SET EXERCISE ▸ Write out the whole listing exactly as it stands.

★ ★ ★ ★ ★ ★ ★

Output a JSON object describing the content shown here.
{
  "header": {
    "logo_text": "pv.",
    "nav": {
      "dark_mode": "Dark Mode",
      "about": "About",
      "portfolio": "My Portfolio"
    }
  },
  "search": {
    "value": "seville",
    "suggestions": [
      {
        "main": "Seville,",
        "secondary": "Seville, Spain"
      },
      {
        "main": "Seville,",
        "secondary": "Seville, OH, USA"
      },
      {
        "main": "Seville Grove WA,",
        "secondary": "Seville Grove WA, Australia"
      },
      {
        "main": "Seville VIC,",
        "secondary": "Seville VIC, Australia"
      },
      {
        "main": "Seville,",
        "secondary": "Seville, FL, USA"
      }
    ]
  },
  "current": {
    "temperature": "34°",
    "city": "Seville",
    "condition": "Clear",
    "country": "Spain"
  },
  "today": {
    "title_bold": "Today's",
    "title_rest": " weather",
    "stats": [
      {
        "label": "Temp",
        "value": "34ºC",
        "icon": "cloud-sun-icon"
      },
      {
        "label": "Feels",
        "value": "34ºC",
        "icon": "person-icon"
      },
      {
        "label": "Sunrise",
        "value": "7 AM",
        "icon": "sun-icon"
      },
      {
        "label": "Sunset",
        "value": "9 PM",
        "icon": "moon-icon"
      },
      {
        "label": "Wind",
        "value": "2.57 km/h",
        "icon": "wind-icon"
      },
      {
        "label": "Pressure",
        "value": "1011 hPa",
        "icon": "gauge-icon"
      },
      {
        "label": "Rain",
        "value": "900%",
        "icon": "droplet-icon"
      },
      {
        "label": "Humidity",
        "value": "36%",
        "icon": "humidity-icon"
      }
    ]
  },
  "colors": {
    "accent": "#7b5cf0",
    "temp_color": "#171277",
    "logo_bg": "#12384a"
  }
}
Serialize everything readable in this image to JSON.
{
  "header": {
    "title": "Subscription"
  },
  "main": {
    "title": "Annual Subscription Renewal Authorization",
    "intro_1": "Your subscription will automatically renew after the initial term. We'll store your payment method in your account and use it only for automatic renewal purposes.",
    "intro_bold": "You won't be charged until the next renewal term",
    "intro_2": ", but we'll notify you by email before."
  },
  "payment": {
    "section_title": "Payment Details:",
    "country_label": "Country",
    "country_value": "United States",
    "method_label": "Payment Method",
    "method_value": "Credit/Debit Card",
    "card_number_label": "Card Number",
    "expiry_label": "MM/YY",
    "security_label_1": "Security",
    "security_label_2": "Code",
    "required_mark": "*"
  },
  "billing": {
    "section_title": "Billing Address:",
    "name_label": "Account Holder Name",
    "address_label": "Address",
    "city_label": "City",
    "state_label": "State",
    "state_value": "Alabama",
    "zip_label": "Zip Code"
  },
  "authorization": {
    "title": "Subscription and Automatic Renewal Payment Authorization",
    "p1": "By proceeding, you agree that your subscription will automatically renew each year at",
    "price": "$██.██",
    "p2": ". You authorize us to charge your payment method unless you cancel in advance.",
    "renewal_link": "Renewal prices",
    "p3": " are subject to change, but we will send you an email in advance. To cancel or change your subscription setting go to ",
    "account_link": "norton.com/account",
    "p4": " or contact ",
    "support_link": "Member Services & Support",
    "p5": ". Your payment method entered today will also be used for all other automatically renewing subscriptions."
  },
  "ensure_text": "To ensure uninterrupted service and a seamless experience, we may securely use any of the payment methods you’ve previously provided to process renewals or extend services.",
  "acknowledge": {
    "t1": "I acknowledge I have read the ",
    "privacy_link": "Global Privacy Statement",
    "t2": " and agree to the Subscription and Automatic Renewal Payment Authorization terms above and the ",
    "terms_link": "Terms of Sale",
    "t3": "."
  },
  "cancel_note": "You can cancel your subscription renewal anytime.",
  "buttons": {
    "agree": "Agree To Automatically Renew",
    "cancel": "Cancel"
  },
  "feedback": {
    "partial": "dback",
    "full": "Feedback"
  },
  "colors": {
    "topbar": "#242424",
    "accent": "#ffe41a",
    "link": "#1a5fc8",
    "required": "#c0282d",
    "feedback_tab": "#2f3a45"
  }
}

★ ★ ★ ★ ★ ★ ★

EXERCISE SOLUTION ▸
Output a JSON object describing the content shown here.
{
  "header": {
    "logo_text": "pv.",
    "nav": {
      "dark_mode": "Dark Mode",
      "about": "About",
      "portfolio": "My Portfolio"
    }
  },
  "search": {
    "value": "seville",
    "suggestions": [
      {
        "main": "Seville,",
        "secondary": "Seville, Spain"
      },
      {
        "main": "Seville,",
        "secondary": "Seville, OH, USA"
      },
      {
        "main": "Seville Grove WA,",
        "secondary": "Seville Grove WA, Australia"
      },
      {
        "main": "Seville VIC,",
        "secondary": "Seville VIC, Australia"
      },
      {
        "main": "Seville,",
        "secondary": "Seville, FL, USA"
      }
    ]
  },
  "current": {
    "temperature": "34°",
    "city": "Seville",
    "condition": "Clear",
    "country": "Spain"
  },
  "today": {
    "title_bold": "Today's",
    "title_rest": " weather",
    "stats": [
      {
        "label": "Temp",
        "value": "34ºC",
        "icon": "cloud-sun-icon"
      },
      {
        "label": "Feels",
        "value": "34ºC",
        "icon": "person-icon"
      },
      {
        "label": "Sunrise",
        "value": "7 AM",
        "icon": "sun-icon"
      },
      {
        "label": "Sunset",
        "value": "9 PM",
        "icon": "moon-icon"
      },
      {
        "label": "Wind",
        "value": "2.57 km/h",
        "icon": "wind-icon"
      },
      {
        "label": "Pressure",
        "value": "1011 hPa",
        "icon": "gauge-icon"
      },
      {
        "label": "Rain",
        "value": "900%",
        "icon": "droplet-icon"
      },
      {
        "label": "Humidity",
        "value": "36%",
        "icon": "humidity-icon"
      }
    ]
  },
  "colors": {
    "accent": "#7b5cf0",
    "temp_color": "#171277",
    "logo_bg": "#12384a"
  }
}
Serialize everything readable in this image to JSON.
{
  "header": {
    "title": "Subscription"
  },
  "main": {
    "title": "Annual Subscription Renewal Authorization",
    "intro_1": "Your subscription will automatically renew after the initial term. We'll store your payment method in your account and use it only for automatic renewal purposes.",
    "intro_bold": "You won't be charged until the next renewal term",
    "intro_2": ", but we'll notify you by email before."
  },
  "payment": {
    "section_title": "Payment Details:",
    "country_label": "Country",
    "country_value": "United States",
    "method_label": "Payment Method",
    "method_value": "Credit/Debit Card",
    "card_number_label": "Card Number",
    "expiry_label": "MM/YY",
    "security_label_1": "Security",
    "security_label_2": "Code",
    "required_mark": "*"
  },
  "billing": {
    "section_title": "Billing Address:",
    "name_label": "Account Holder Name",
    "address_label": "Address",
    "city_label": "City",
    "state_label": "State",
    "state_value": "Alabama",
    "zip_label": "Zip Code"
  },
  "authorization": {
    "title": "Subscription and Automatic Renewal Payment Authorization",
    "p1": "By proceeding, you agree that your subscription will automatically renew each year at",
    "price": "$██.██",
    "p2": ". You authorize us to charge your payment method unless you cancel in advance.",
    "renewal_link": "Renewal prices",
    "p3": " are subject to change, but we will send you an email in advance. To cancel or change your subscription setting go to ",
    "account_link": "norton.com/account",
    "p4": " or contact ",
    "support_link": "Member Services & Support",
    "p5": ". Your payment method entered today will also be used for all other automatically renewing subscriptions."
  },
  "ensure_text": "To ensure uninterrupted service and a seamless experience, we may securely use any of the payment methods you’ve previously provided to process renewals or extend services.",
  "acknowledge": {
    "t1": "I acknowledge I have read the ",
    "privacy_link": "Global Privacy Statement",
    "t2": " and agree to the Subscription and Automatic Renewal Payment Authorization terms above and the ",
    "terms_link": "Terms of Sale",
    "t3": "."
  },
  "cancel_note": "You can cancel your subscription renewal anytime.",
  "buttons": {
    "agree": "Agree To Automatically Renew",
    "cancel": "Cancel"
  },
  "feedback": {
    "partial": "dback",
    "full": "Feedback"
  },
  "colors": {
    "topbar": "#242424",
    "accent": "#ffe41a",
    "link": "#1a5fc8",
    "required": "#c0282d",
    "feedback_tab": "#2f3a45"
  }
}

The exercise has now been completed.